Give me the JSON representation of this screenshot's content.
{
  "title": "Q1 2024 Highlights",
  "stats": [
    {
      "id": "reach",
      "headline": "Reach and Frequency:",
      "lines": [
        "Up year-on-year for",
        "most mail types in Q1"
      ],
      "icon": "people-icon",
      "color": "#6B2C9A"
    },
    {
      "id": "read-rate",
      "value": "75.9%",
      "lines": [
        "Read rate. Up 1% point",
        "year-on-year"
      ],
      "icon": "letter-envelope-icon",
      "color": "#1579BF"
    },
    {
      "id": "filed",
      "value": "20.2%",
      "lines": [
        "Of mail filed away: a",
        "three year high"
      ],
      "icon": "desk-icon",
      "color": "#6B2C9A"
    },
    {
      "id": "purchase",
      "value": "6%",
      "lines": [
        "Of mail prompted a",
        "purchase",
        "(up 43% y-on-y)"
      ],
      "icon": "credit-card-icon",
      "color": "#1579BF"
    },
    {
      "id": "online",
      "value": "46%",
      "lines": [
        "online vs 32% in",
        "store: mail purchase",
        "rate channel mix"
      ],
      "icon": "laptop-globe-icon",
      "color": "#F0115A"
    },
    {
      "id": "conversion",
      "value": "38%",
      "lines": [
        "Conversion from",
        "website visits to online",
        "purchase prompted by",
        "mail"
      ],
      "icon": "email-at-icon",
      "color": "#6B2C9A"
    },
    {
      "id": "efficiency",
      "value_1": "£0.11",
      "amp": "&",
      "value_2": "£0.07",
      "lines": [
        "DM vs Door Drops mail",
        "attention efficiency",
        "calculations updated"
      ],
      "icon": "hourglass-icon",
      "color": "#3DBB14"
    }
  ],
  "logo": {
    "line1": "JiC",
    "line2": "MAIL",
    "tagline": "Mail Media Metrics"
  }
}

+ + + +

Task instructions
Go through the listing above and work out how many lines contain the string "purchase". Reply with the number alone.

Answer to the problem
4